To do: Check every line below for the string "INPUT", and copy the lines that contain it.

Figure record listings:
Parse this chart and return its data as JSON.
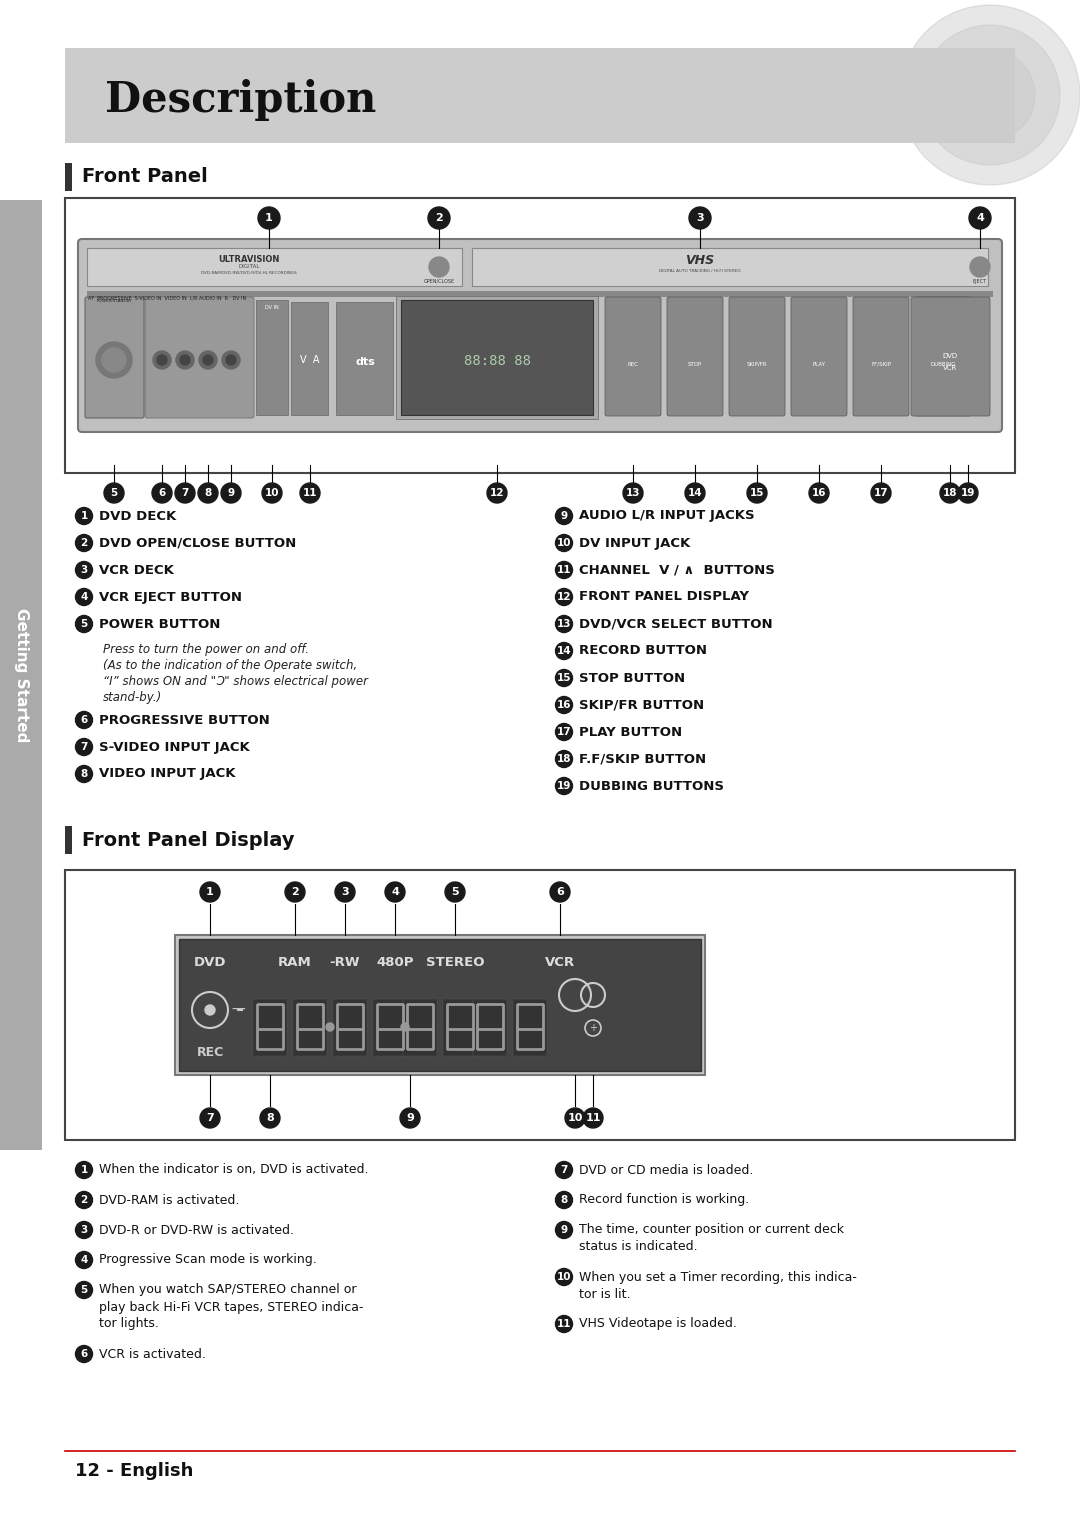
{
  "title": "Description",
  "page_bg": "#ffffff",
  "title_bg": "#cccccc",
  "section1": "Front Panel",
  "section2": "Front Panel Display",
  "sidebar_text": "Getting Started",
  "fp_items_left": [
    [
      "1",
      "DVD DECK"
    ],
    [
      "2",
      "DVD OPEN/CLOSE BUTTON"
    ],
    [
      "3",
      "VCR DECK"
    ],
    [
      "4",
      "VCR EJECT BUTTON"
    ],
    [
      "5",
      "POWER BUTTON"
    ]
  ],
  "fp_items_left_extra": [
    "Press to turn the power on and off.",
    "(As to the indication of the Operate switch,",
    "“I” shows ON and \"Ɔ\" shows electrical power",
    "stand-by.)"
  ],
  "fp_items_left2": [
    [
      "6",
      "PROGRESSIVE BUTTON"
    ],
    [
      "7",
      "S-VIDEO INPUT JACK"
    ],
    [
      "8",
      "VIDEO INPUT JACK"
    ]
  ],
  "fp_items_right": [
    [
      "9",
      "AUDIO L/R INPUT JACKS"
    ],
    [
      "10",
      "DV INPUT JACK"
    ],
    [
      "11",
      "CHANNEL  V / ∧  BUTTONS"
    ],
    [
      "12",
      "FRONT PANEL DISPLAY"
    ],
    [
      "13",
      "DVD/VCR SELECT BUTTON"
    ],
    [
      "14",
      "RECORD BUTTON"
    ],
    [
      "15",
      "STOP BUTTON"
    ],
    [
      "16",
      "SKIP/FR BUTTON"
    ],
    [
      "17",
      "PLAY BUTTON"
    ],
    [
      "18",
      "F.F/SKIP BUTTON"
    ],
    [
      "19",
      "DUBBING BUTTONS"
    ]
  ],
  "disp_items_left": [
    [
      "1",
      "When the indicator is on, DVD is activated."
    ],
    [
      "2",
      "DVD-RAM is activated."
    ],
    [
      "3",
      "DVD-R or DVD-RW is activated."
    ],
    [
      "4",
      "Progressive Scan mode is working."
    ],
    [
      "5",
      "When you watch SAP/STEREO channel or\nplay back Hi-Fi VCR tapes, STEREO indica-\ntor lights."
    ],
    [
      "6",
      "VCR is activated."
    ]
  ],
  "disp_items_right": [
    [
      "7",
      "DVD or CD media is loaded."
    ],
    [
      "8",
      "Record function is working."
    ],
    [
      "9",
      "The time, counter position or current deck\nstatus is indicated."
    ],
    [
      "10",
      "When you set a Timer recording, this indica-\ntor is lit."
    ],
    [
      "11",
      "VHS Videotape is loaded."
    ]
  ],
  "page_number": "12 - English"
}
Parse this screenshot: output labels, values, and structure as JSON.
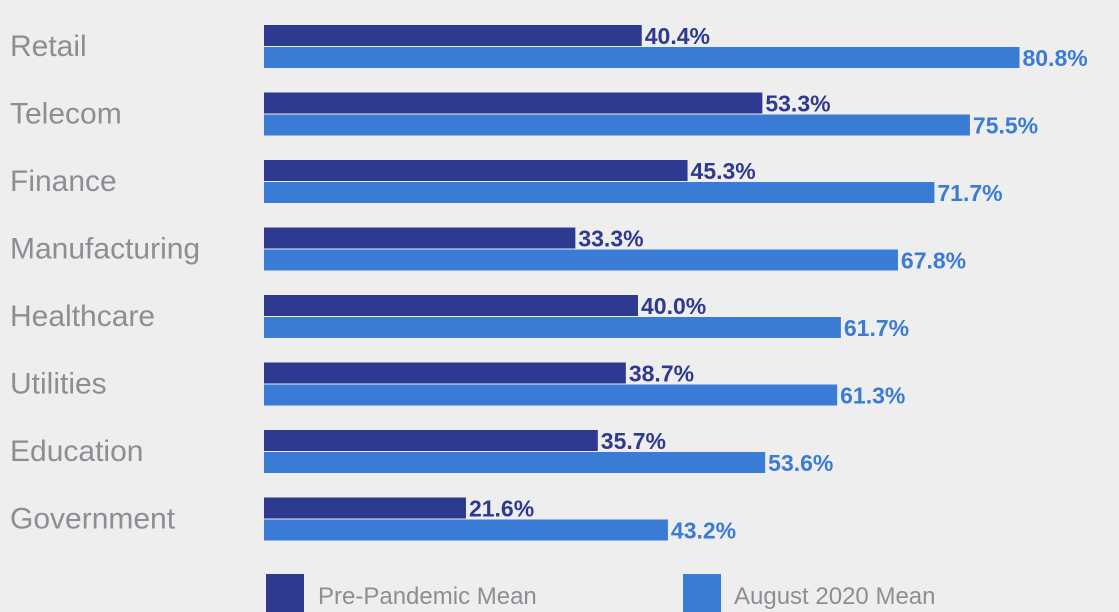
{
  "chart_data": {
    "type": "bar",
    "orientation": "horizontal",
    "categories": [
      "Retail",
      "Telecom",
      "Finance",
      "Manufacturing",
      "Healthcare",
      "Utilities",
      "Education",
      "Government"
    ],
    "series": [
      {
        "name": "Pre-Pandemic Mean",
        "color": "#2e3a8f",
        "values": [
          40.4,
          53.3,
          45.3,
          33.3,
          40.0,
          38.7,
          35.7,
          21.6
        ],
        "labels": [
          "40.4%",
          "53.3%",
          "45.3%",
          "33.3%",
          "40.0%",
          "38.7%",
          "35.7%",
          "21.6%"
        ]
      },
      {
        "name": "August 2020 Mean",
        "color": "#3a7bd5",
        "values": [
          80.8,
          75.5,
          71.7,
          67.8,
          61.7,
          61.3,
          53.6,
          43.2
        ],
        "labels": [
          "80.8%",
          "75.5%",
          "71.7%",
          "67.8%",
          "61.7%",
          "61.3%",
          "53.6%",
          "43.2%"
        ]
      }
    ],
    "xlim": [
      0,
      100
    ],
    "grid": false,
    "legend_position": "bottom"
  }
}
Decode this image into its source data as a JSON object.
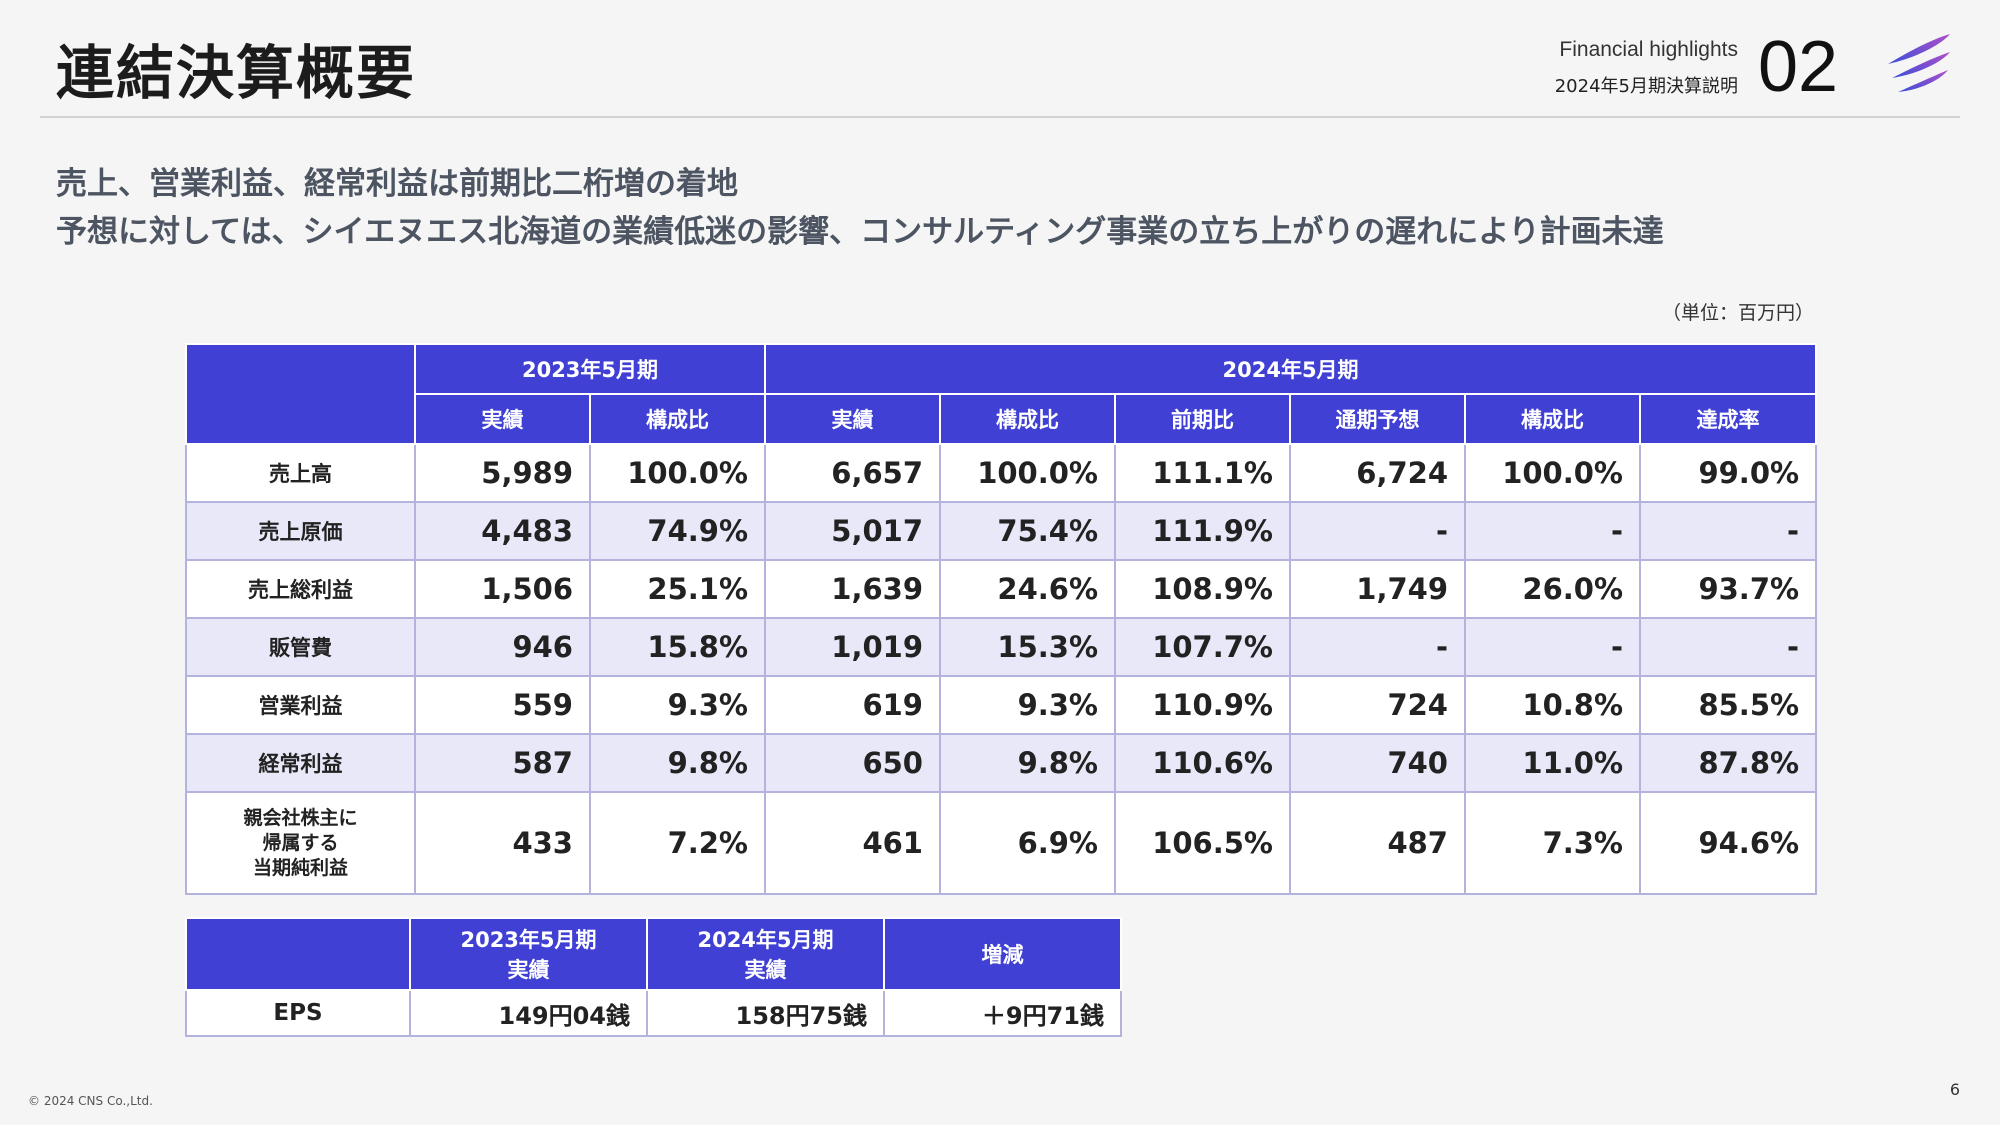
{
  "header": {
    "title": "連結決算概要",
    "section_en": "Financial highlights",
    "section_jp": "2024年5月期決算説明",
    "section_number": "02"
  },
  "lead": {
    "line1": "売上、営業利益、経常利益は前期比二桁増の着地",
    "line2": "予想に対しては、シイエヌエス北海道の業績低迷の影響、コンサルティング事業の立ち上がりの遅れにより計画未達"
  },
  "unit_note": "（単位：百万円）",
  "main_table": {
    "group_headers": [
      "2023年5月期",
      "2024年5月期"
    ],
    "columns": [
      "実績",
      "構成比",
      "実績",
      "構成比",
      "前期比",
      "通期予想",
      "構成比",
      "達成率"
    ],
    "rows": [
      {
        "label": "売上高",
        "values": [
          "5,989",
          "100.0%",
          "6,657",
          "100.0%",
          "111.1%",
          "6,724",
          "100.0%",
          "99.0%"
        ]
      },
      {
        "label": "売上原価",
        "values": [
          "4,483",
          "74.9%",
          "5,017",
          "75.4%",
          "111.9%",
          "-",
          "-",
          "-"
        ]
      },
      {
        "label": "売上総利益",
        "values": [
          "1,506",
          "25.1%",
          "1,639",
          "24.6%",
          "108.9%",
          "1,749",
          "26.0%",
          "93.7%"
        ]
      },
      {
        "label": "販管費",
        "values": [
          "946",
          "15.8%",
          "1,019",
          "15.3%",
          "107.7%",
          "-",
          "-",
          "-"
        ]
      },
      {
        "label": "営業利益",
        "values": [
          "559",
          "9.3%",
          "619",
          "9.3%",
          "110.9%",
          "724",
          "10.8%",
          "85.5%"
        ]
      },
      {
        "label": "経常利益",
        "values": [
          "587",
          "9.8%",
          "650",
          "9.8%",
          "110.6%",
          "740",
          "11.0%",
          "87.8%"
        ]
      },
      {
        "label_lines": [
          "親会社株主に",
          "帰属する",
          "当期純利益"
        ],
        "values": [
          "433",
          "7.2%",
          "461",
          "6.9%",
          "106.5%",
          "487",
          "7.3%",
          "94.6%"
        ]
      }
    ]
  },
  "eps_table": {
    "headers": [
      {
        "line1": "2023年5月期",
        "line2": "実績"
      },
      {
        "line1": "2024年5月期",
        "line2": "実績"
      },
      {
        "line1": "増減",
        "line2": ""
      }
    ],
    "row": {
      "label": "EPS",
      "values": [
        "149円04銭",
        "158円75銭",
        "＋9円71銭"
      ]
    }
  },
  "footer": {
    "copyright": "© 2024 CNS Co.,Ltd.",
    "page_number": "6"
  },
  "colors": {
    "header_fill": "#4040d4",
    "alt_row_fill": "#e8e8f8",
    "border": "#b3b3de",
    "logo_gradient": [
      "#3a4fd8",
      "#b04fc9"
    ]
  }
}
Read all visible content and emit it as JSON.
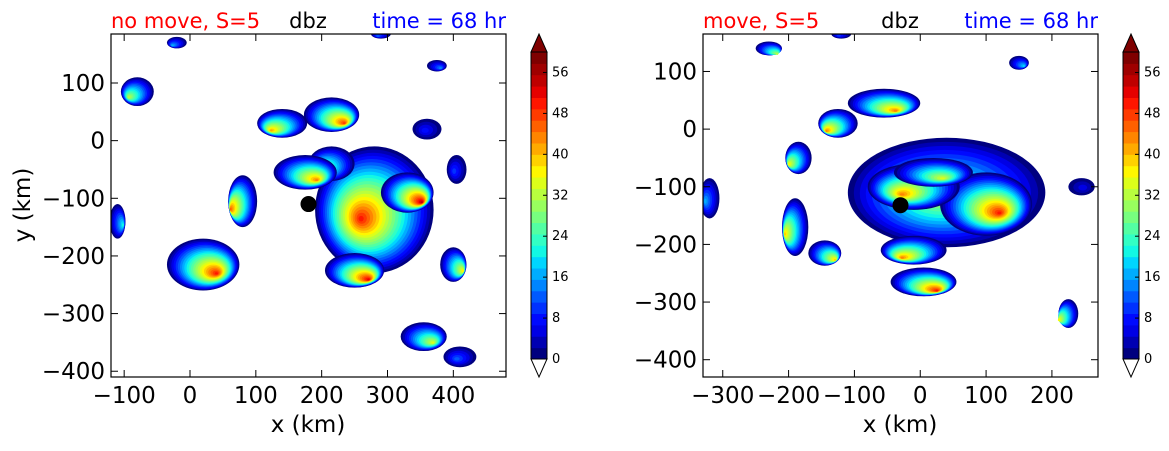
{
  "chart_data": [
    {
      "type": "heatmap",
      "title_left": "no move, S=5",
      "title_center": "dbz",
      "title_right": "time = 68 hr",
      "xlabel": "x (km)",
      "ylabel": "y (km)",
      "xlim": [
        -120,
        480
      ],
      "ylim": [
        -410,
        185
      ],
      "xticks": [
        -100,
        0,
        100,
        200,
        300,
        400
      ],
      "xtick_labels": [
        "−100",
        "0",
        "100",
        "200",
        "300",
        "400"
      ],
      "yticks": [
        100,
        0,
        -100,
        -200,
        -300,
        -400
      ],
      "ytick_labels": [
        "100",
        "0",
        "−100",
        "−200",
        "−300",
        "−400"
      ],
      "center_marker": {
        "x": 180,
        "y": -110
      },
      "cells": [
        {
          "x": 280,
          "y": -120,
          "rx": 90,
          "ry": 110,
          "peak": 46
        },
        {
          "x": 330,
          "y": -90,
          "rx": 40,
          "ry": 35,
          "peak": 50
        },
        {
          "x": 360,
          "y": 20,
          "rx": 22,
          "ry": 18,
          "peak": 8
        },
        {
          "x": 250,
          "y": -225,
          "rx": 45,
          "ry": 30,
          "peak": 48
        },
        {
          "x": 215,
          "y": -40,
          "rx": 35,
          "ry": 30,
          "peak": 30
        },
        {
          "x": 175,
          "y": -55,
          "rx": 48,
          "ry": 30,
          "peak": 40
        },
        {
          "x": 140,
          "y": 30,
          "rx": 38,
          "ry": 25,
          "peak": 38
        },
        {
          "x": 215,
          "y": 45,
          "rx": 42,
          "ry": 30,
          "peak": 44
        },
        {
          "x": 80,
          "y": -105,
          "rx": 22,
          "ry": 45,
          "peak": 42
        },
        {
          "x": 20,
          "y": -215,
          "rx": 55,
          "ry": 45,
          "peak": 46
        },
        {
          "x": -80,
          "y": 85,
          "rx": 25,
          "ry": 25,
          "peak": 30
        },
        {
          "x": -110,
          "y": -140,
          "rx": 12,
          "ry": 30,
          "peak": 20
        },
        {
          "x": -20,
          "y": 170,
          "rx": 15,
          "ry": 10,
          "peak": 16
        },
        {
          "x": 400,
          "y": -215,
          "rx": 20,
          "ry": 30,
          "peak": 34
        },
        {
          "x": 405,
          "y": -50,
          "rx": 15,
          "ry": 25,
          "peak": 10
        },
        {
          "x": 355,
          "y": -340,
          "rx": 35,
          "ry": 25,
          "peak": 32
        },
        {
          "x": 410,
          "y": -375,
          "rx": 25,
          "ry": 18,
          "peak": 12
        },
        {
          "x": 375,
          "y": 130,
          "rx": 15,
          "ry": 10,
          "peak": 14
        },
        {
          "x": 290,
          "y": 185,
          "rx": 15,
          "ry": 8,
          "peak": 12
        }
      ]
    },
    {
      "type": "heatmap",
      "title_left": "move, S=5",
      "title_center": "dbz",
      "title_right": "time = 68 hr",
      "xlabel": "x (km)",
      "ylabel": "",
      "xlim": [
        -330,
        270
      ],
      "ylim": [
        -430,
        165
      ],
      "xticks": [
        -300,
        -200,
        -100,
        0,
        100,
        200
      ],
      "xtick_labels": [
        "−300",
        "−200",
        "−100",
        "0",
        "100",
        "200"
      ],
      "yticks": [
        100,
        0,
        -100,
        -200,
        -300,
        -400
      ],
      "ytick_labels": [
        "100",
        "0",
        "−100",
        "−200",
        "−300",
        "−400"
      ],
      "center_marker": {
        "x": -30,
        "y": -132
      },
      "cells": [
        {
          "x": 40,
          "y": -110,
          "rx": 150,
          "ry": 95,
          "peak": 30
        },
        {
          "x": 100,
          "y": -130,
          "rx": 70,
          "ry": 55,
          "peak": 46
        },
        {
          "x": -10,
          "y": -100,
          "rx": 70,
          "ry": 40,
          "peak": 40
        },
        {
          "x": 20,
          "y": -75,
          "rx": 60,
          "ry": 25,
          "peak": 32
        },
        {
          "x": -10,
          "y": -210,
          "rx": 50,
          "ry": 25,
          "peak": 40
        },
        {
          "x": 5,
          "y": -265,
          "rx": 50,
          "ry": 25,
          "peak": 46
        },
        {
          "x": -125,
          "y": 10,
          "rx": 30,
          "ry": 25,
          "peak": 40
        },
        {
          "x": -55,
          "y": 45,
          "rx": 55,
          "ry": 25,
          "peak": 40
        },
        {
          "x": -185,
          "y": -50,
          "rx": 20,
          "ry": 28,
          "peak": 34
        },
        {
          "x": -230,
          "y": 140,
          "rx": 20,
          "ry": 12,
          "peak": 30
        },
        {
          "x": -190,
          "y": -170,
          "rx": 20,
          "ry": 50,
          "peak": 36
        },
        {
          "x": -145,
          "y": -215,
          "rx": 25,
          "ry": 22,
          "peak": 36
        },
        {
          "x": -320,
          "y": -120,
          "rx": 15,
          "ry": 35,
          "peak": 16
        },
        {
          "x": 150,
          "y": 115,
          "rx": 15,
          "ry": 12,
          "peak": 18
        },
        {
          "x": 225,
          "y": -320,
          "rx": 15,
          "ry": 25,
          "peak": 34
        },
        {
          "x": 245,
          "y": -100,
          "rx": 20,
          "ry": 15,
          "peak": 6
        },
        {
          "x": -120,
          "y": 165,
          "rx": 15,
          "ry": 8,
          "peak": 10
        }
      ]
    }
  ],
  "colorbar": {
    "min": 0,
    "max": 60,
    "step": 2,
    "ticks": [
      0,
      8,
      16,
      24,
      32,
      40,
      48,
      56
    ],
    "tick_labels": [
      "0",
      "8",
      "16",
      "24",
      "32",
      "40",
      "48",
      "56"
    ],
    "colormap": "jet",
    "colors": [
      "#00007f",
      "#0000b2",
      "#0000e5",
      "#0009ff",
      "#0031ff",
      "#0059ff",
      "#0085ff",
      "#00adff",
      "#00d5ff",
      "#12f8e4",
      "#32ffc4",
      "#53ffa3",
      "#77ff7f",
      "#98ff5e",
      "#b8ff3e",
      "#dcff1a",
      "#fff700",
      "#ffd100",
      "#ffaa00",
      "#ff8500",
      "#ff6000",
      "#ff3b00",
      "#ff1600",
      "#e50000",
      "#bf0000",
      "#9f0000",
      "#7f0000"
    ],
    "under_color": "#ffffff",
    "over_color": "#7f0000"
  },
  "marker_color": "#000000",
  "title_colors": {
    "left": "#ff0000",
    "center": "#000000",
    "right": "#0000ff"
  }
}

Solution for this task:
      "S-VIDEO INPUT JACK"
      "VIDEO INPUT JACK"
      "AUDIO L/R INPUT JACKS"
      "DV INPUT JACK"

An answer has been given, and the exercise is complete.